● What the exercise asks
Identify all lines below that hold "генно" and collect them.

*** Record list

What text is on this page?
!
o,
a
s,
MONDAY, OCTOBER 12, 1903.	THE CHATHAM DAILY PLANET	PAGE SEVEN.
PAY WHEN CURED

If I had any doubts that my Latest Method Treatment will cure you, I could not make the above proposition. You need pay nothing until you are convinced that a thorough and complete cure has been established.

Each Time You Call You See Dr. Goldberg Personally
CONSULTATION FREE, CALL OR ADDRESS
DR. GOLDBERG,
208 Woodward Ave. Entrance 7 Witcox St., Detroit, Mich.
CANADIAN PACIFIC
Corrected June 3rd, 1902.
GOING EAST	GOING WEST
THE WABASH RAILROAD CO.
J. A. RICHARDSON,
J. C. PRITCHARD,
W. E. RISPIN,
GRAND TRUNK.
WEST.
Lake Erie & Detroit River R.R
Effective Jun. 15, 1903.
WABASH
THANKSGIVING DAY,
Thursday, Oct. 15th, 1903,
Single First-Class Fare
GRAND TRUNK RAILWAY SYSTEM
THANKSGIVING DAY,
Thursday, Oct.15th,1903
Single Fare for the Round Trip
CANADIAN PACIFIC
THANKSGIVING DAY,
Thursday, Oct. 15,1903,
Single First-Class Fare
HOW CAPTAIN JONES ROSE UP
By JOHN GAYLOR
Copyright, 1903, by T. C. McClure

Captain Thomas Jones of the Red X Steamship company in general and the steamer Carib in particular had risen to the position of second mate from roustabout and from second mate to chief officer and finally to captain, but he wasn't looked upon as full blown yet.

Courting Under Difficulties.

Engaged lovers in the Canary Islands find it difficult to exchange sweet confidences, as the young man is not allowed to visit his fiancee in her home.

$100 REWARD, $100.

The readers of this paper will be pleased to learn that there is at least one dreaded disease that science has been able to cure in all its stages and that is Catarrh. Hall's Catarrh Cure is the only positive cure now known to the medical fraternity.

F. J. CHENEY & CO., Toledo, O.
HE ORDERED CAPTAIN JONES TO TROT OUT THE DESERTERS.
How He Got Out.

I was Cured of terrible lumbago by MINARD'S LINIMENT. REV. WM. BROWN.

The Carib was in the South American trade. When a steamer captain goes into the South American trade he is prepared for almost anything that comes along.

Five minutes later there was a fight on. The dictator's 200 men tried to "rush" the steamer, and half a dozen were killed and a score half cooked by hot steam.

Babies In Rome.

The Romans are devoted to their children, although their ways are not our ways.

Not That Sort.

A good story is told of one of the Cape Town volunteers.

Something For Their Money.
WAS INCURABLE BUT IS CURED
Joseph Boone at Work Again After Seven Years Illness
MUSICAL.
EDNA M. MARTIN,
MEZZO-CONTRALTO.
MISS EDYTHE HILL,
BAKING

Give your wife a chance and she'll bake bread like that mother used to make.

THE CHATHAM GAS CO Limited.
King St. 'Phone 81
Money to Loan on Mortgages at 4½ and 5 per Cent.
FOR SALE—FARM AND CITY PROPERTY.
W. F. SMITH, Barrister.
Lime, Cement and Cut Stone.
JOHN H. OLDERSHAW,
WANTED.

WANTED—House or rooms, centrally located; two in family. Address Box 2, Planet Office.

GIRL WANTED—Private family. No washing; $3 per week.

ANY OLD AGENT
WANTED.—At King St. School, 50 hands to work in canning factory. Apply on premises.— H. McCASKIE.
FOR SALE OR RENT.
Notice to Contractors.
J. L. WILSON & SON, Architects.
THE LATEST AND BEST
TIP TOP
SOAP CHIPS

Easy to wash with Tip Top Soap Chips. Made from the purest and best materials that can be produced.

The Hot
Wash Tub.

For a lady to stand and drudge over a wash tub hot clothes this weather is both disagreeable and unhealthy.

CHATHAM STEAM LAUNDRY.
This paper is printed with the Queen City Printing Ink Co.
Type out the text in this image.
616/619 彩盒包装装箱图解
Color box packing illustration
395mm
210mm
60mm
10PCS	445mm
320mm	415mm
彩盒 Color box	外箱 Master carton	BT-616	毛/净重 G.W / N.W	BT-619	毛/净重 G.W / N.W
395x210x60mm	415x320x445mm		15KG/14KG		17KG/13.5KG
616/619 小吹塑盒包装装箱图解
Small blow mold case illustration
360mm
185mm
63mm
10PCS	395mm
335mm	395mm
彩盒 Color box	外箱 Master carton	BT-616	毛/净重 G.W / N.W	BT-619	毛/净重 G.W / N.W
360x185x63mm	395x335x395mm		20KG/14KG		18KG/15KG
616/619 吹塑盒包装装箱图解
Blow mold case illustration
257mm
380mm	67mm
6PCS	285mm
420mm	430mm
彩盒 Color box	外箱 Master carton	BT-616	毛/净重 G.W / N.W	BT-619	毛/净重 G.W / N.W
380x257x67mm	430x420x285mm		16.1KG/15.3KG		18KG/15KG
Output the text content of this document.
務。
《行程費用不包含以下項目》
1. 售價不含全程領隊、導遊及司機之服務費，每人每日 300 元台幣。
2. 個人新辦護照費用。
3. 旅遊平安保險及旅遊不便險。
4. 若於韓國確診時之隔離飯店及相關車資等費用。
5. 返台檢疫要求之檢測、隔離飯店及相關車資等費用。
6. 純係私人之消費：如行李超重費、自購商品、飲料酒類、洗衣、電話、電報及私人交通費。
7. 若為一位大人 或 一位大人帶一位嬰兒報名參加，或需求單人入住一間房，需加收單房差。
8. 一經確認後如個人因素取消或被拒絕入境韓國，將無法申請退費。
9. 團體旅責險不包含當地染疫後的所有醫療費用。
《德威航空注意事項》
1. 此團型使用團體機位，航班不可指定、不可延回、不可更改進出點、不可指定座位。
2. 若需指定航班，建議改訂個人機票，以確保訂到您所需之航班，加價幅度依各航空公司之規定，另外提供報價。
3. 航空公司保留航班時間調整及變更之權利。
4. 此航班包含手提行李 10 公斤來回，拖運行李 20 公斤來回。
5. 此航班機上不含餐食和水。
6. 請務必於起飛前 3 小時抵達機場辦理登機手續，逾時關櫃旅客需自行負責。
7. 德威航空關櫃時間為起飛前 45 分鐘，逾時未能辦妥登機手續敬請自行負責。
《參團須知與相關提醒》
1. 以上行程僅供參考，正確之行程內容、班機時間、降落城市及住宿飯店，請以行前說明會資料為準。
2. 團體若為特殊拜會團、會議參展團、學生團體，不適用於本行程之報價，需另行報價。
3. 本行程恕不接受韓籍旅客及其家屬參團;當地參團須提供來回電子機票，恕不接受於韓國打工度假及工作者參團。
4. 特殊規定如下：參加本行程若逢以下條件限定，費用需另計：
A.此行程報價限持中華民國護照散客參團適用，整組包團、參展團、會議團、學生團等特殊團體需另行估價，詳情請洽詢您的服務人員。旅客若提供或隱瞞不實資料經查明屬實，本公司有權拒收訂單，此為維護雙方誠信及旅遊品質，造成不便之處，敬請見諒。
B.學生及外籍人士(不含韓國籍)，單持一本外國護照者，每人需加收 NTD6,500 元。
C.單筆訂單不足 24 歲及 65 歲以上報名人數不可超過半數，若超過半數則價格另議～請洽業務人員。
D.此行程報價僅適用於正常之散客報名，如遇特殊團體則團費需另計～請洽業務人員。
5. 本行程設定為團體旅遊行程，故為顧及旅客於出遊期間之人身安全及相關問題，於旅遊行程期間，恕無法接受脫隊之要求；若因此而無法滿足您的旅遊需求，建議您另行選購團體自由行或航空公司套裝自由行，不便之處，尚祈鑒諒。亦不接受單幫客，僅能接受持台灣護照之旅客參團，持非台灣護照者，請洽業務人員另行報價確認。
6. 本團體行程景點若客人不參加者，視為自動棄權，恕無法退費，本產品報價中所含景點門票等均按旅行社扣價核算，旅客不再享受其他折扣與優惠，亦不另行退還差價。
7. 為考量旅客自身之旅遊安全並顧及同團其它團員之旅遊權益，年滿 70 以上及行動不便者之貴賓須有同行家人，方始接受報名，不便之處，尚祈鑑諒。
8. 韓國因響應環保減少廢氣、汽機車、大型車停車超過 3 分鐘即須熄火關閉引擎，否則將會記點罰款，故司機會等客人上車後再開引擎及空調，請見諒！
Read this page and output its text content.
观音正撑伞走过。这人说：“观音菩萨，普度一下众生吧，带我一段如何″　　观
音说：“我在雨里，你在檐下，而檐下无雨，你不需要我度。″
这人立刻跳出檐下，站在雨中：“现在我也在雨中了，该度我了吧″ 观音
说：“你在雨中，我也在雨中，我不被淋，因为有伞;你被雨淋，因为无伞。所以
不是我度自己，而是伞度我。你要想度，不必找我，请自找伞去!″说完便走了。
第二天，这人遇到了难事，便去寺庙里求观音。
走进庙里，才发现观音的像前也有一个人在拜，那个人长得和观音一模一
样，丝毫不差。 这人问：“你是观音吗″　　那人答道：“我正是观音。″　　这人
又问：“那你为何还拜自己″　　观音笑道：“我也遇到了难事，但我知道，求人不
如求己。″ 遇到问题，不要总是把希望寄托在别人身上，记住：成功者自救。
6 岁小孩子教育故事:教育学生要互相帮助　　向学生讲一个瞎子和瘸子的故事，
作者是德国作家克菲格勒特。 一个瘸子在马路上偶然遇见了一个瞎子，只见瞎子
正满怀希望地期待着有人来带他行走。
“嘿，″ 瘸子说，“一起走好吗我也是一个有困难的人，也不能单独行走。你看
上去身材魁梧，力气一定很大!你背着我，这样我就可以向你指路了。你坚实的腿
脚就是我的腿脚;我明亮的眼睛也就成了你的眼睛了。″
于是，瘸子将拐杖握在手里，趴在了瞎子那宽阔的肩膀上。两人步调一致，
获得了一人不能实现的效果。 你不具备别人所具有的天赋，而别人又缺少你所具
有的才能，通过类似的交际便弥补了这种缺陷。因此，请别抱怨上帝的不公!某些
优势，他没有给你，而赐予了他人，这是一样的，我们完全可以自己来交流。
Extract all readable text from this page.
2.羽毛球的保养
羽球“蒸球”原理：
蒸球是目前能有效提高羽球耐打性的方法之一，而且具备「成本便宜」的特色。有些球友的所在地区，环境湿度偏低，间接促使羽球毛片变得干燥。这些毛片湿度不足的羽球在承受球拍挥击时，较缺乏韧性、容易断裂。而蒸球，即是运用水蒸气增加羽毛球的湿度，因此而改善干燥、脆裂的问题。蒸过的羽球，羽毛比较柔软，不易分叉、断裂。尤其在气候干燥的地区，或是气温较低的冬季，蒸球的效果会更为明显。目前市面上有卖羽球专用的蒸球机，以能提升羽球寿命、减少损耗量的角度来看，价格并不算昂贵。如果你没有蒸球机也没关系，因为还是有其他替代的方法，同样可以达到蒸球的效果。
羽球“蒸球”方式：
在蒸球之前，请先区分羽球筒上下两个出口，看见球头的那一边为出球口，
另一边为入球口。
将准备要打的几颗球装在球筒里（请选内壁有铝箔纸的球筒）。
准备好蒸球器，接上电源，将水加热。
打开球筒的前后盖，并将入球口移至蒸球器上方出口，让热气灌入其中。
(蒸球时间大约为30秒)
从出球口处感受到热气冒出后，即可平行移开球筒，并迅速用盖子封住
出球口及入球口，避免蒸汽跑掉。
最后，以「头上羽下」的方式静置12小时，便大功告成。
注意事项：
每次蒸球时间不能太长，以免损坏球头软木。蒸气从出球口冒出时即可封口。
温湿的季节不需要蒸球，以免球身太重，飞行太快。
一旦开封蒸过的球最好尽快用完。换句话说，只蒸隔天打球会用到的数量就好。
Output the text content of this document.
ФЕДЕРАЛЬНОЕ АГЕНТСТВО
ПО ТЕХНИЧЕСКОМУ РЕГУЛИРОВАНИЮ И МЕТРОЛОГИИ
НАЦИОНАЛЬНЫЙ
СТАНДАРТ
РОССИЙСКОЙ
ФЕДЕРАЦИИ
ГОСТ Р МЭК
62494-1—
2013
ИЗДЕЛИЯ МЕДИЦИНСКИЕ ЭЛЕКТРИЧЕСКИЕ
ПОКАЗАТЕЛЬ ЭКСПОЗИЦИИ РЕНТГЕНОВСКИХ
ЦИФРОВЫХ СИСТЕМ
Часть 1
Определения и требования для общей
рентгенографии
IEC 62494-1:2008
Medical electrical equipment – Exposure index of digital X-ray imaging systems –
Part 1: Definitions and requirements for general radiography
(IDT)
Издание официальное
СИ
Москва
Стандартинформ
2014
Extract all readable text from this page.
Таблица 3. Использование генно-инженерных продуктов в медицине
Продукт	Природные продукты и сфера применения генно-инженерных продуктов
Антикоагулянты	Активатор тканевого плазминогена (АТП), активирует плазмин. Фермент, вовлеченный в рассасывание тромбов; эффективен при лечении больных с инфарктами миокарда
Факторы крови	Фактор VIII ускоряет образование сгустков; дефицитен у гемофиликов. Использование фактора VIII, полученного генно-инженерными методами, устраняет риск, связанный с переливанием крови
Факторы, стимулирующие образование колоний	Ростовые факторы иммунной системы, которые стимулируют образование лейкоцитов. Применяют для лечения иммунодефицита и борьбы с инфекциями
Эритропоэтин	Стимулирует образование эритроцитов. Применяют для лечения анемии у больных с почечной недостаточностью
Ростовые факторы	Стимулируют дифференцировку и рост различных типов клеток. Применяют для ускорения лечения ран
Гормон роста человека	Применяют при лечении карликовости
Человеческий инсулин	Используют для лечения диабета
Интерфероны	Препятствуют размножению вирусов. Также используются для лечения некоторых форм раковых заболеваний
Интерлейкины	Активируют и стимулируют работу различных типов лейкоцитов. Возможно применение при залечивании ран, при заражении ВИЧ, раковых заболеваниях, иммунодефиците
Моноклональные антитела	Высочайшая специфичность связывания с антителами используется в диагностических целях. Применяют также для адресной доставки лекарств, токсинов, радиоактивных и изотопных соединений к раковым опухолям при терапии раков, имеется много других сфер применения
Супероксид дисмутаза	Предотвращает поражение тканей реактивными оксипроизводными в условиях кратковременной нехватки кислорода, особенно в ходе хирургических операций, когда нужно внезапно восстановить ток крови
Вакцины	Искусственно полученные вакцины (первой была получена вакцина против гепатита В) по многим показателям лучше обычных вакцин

******

● Finished task
Таблица 3. Использование генно-инженерных продуктов в медицине
Продукт	Природные продукты и сфера применения генно-инженерных продуктов
Факторы крови	Фактор VIII ускоряет образование сгустков; дефицитен у гемофиликов. Использование фактора VIII, полученного генно-инженерными методами, устраняет риск, связанный с переливанием крови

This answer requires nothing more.